==== DATASET EXCERPTS

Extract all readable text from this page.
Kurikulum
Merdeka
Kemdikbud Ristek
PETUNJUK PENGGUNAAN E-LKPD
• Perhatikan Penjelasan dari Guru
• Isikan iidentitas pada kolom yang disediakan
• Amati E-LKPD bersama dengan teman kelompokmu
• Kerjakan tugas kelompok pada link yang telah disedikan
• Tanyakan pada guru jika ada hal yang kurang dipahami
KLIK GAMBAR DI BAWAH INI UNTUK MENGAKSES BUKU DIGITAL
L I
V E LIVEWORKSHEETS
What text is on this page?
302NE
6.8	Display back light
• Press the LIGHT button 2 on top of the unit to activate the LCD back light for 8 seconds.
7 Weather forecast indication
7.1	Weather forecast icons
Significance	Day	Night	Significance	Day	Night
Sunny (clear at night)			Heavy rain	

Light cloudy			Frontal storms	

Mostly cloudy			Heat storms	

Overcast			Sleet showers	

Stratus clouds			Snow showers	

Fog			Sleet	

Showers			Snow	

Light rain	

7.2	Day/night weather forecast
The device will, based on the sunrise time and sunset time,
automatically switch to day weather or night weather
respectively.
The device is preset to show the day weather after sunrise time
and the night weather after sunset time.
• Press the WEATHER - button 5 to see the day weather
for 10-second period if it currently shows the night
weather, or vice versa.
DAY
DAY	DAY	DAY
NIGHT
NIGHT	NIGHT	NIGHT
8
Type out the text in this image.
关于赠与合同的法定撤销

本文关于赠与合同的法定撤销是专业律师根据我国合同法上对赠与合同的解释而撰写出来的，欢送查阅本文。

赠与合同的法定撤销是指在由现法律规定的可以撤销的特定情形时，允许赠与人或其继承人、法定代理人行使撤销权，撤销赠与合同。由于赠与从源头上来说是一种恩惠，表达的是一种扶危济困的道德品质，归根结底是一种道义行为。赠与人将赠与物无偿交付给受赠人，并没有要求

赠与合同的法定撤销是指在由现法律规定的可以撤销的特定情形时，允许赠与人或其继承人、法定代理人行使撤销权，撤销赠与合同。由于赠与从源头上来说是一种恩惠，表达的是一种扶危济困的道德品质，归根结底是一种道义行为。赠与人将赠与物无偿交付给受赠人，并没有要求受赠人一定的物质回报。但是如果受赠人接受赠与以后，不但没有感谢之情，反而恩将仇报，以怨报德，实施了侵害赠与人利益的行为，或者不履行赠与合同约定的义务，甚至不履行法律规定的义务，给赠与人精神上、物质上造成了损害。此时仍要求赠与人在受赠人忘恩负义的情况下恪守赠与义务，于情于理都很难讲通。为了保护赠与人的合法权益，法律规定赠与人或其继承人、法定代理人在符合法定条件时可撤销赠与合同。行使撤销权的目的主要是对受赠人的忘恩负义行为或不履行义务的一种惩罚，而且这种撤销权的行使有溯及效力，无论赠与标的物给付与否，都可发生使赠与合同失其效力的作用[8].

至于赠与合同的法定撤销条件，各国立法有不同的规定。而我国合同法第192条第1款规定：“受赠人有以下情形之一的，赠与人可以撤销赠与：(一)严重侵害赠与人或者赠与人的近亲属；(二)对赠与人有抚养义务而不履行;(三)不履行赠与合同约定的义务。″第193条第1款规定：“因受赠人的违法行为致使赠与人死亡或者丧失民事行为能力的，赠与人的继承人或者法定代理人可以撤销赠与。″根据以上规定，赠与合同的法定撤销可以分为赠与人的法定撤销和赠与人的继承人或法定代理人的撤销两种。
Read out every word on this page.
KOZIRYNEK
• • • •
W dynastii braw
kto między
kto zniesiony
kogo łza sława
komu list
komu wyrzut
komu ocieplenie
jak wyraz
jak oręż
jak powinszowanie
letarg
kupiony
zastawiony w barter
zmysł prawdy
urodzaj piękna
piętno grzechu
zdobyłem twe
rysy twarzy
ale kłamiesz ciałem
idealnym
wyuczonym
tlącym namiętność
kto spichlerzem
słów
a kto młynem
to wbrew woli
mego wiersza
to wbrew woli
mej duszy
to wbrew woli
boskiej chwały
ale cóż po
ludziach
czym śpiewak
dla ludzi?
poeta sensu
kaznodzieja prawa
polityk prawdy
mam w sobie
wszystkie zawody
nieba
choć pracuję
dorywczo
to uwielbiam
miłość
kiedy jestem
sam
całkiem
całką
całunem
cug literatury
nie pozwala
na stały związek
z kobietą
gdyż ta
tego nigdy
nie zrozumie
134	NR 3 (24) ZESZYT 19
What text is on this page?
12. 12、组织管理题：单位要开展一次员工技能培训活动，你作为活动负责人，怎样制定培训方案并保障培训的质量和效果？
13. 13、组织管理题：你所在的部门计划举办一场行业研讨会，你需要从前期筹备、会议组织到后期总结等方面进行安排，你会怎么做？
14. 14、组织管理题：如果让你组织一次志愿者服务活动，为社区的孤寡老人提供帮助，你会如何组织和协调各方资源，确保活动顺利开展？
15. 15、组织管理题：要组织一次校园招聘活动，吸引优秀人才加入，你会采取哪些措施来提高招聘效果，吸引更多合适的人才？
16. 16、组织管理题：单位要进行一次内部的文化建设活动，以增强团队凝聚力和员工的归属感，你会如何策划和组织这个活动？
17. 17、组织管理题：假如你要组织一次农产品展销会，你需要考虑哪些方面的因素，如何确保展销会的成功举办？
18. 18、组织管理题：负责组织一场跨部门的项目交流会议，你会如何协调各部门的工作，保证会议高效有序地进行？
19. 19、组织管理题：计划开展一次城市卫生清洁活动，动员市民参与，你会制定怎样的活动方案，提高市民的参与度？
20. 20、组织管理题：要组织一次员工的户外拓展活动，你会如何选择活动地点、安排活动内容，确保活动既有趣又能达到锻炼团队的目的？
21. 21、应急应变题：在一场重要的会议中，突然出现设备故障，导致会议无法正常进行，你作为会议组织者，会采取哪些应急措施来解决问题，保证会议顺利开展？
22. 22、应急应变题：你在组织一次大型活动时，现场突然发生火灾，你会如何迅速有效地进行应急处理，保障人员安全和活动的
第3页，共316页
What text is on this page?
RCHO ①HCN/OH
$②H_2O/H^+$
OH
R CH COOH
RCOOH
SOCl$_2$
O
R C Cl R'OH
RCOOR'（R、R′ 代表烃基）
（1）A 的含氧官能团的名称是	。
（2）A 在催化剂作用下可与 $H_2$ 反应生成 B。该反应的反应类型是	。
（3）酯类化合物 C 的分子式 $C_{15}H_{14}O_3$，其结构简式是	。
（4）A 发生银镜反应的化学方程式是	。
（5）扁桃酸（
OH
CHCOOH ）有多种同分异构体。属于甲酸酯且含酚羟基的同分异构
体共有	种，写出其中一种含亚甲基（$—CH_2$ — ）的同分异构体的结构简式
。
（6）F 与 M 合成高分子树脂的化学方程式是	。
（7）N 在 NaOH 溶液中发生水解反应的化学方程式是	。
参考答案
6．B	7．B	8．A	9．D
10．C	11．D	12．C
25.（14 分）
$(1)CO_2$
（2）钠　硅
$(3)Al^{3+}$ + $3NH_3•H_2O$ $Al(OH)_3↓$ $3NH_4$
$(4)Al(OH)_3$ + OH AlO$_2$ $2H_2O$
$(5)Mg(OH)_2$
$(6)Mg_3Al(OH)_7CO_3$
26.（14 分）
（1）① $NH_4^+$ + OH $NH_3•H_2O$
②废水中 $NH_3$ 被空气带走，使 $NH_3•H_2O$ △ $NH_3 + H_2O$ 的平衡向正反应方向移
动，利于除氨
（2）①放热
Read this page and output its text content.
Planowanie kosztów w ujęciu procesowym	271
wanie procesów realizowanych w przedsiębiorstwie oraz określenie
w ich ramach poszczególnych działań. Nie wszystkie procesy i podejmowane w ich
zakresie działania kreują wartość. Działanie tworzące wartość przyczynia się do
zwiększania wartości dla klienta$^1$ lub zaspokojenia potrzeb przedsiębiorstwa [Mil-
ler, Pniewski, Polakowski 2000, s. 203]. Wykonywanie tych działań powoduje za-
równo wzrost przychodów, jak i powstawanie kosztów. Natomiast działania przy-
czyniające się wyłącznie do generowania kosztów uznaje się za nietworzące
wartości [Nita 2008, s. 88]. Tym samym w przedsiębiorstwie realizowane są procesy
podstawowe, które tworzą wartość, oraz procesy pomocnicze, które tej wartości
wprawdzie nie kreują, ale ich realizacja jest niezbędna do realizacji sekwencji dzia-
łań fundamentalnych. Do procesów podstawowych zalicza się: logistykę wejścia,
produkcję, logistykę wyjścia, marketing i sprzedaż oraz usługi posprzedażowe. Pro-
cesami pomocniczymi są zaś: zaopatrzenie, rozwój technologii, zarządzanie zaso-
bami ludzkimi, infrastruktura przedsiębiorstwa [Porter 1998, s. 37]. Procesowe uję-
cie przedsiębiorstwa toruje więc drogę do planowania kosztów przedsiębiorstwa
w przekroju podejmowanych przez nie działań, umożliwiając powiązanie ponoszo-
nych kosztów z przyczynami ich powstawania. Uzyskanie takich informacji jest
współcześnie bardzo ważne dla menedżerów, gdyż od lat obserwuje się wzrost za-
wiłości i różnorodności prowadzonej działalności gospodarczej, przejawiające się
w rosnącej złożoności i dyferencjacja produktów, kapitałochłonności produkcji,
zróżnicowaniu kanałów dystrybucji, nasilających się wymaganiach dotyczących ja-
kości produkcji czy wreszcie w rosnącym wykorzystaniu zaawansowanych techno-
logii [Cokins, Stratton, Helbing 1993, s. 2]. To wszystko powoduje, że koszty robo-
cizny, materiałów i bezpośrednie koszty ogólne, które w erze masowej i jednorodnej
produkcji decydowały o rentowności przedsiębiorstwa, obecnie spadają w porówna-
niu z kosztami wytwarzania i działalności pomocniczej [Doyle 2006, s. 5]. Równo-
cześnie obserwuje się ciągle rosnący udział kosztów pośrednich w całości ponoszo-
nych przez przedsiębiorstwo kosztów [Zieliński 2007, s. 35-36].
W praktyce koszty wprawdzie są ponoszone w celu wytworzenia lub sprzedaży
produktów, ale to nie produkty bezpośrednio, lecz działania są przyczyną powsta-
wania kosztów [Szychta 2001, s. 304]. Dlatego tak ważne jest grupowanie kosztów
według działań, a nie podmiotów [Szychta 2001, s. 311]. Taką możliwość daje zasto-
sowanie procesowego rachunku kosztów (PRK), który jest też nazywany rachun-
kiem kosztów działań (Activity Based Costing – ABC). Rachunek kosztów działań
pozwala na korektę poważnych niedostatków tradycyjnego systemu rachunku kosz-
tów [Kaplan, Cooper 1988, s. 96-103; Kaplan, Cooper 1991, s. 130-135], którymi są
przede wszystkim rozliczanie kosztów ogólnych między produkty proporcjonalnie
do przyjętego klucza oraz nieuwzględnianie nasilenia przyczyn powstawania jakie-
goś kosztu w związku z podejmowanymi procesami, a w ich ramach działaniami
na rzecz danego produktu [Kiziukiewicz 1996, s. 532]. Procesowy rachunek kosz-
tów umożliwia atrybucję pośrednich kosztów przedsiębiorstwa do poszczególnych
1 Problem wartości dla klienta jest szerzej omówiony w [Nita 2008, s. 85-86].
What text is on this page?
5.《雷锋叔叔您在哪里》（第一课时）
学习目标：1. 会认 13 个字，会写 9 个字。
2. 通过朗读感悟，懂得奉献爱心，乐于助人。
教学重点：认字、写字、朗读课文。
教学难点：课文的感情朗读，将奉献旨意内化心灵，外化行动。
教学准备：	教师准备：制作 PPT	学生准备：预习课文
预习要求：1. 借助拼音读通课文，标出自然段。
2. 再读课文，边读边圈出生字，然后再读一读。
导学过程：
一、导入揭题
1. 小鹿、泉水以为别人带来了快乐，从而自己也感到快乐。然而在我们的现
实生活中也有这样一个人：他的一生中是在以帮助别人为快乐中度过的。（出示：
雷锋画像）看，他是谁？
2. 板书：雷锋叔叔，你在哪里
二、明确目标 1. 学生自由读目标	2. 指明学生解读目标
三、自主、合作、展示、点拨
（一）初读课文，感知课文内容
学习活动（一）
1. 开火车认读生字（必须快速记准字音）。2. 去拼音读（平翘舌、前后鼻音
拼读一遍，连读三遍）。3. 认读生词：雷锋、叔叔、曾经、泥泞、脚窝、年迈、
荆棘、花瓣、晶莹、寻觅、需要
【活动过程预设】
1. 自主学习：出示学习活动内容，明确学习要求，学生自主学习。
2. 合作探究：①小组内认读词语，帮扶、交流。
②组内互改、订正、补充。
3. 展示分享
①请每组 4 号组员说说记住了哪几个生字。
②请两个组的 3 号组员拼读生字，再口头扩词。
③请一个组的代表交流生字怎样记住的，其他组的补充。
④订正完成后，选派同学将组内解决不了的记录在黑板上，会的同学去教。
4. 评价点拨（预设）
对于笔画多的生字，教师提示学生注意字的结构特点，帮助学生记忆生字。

========

▶ GIVEN EXERCISE:
Give only the number of lines that include the word "procesy".

▶ RESULT:
3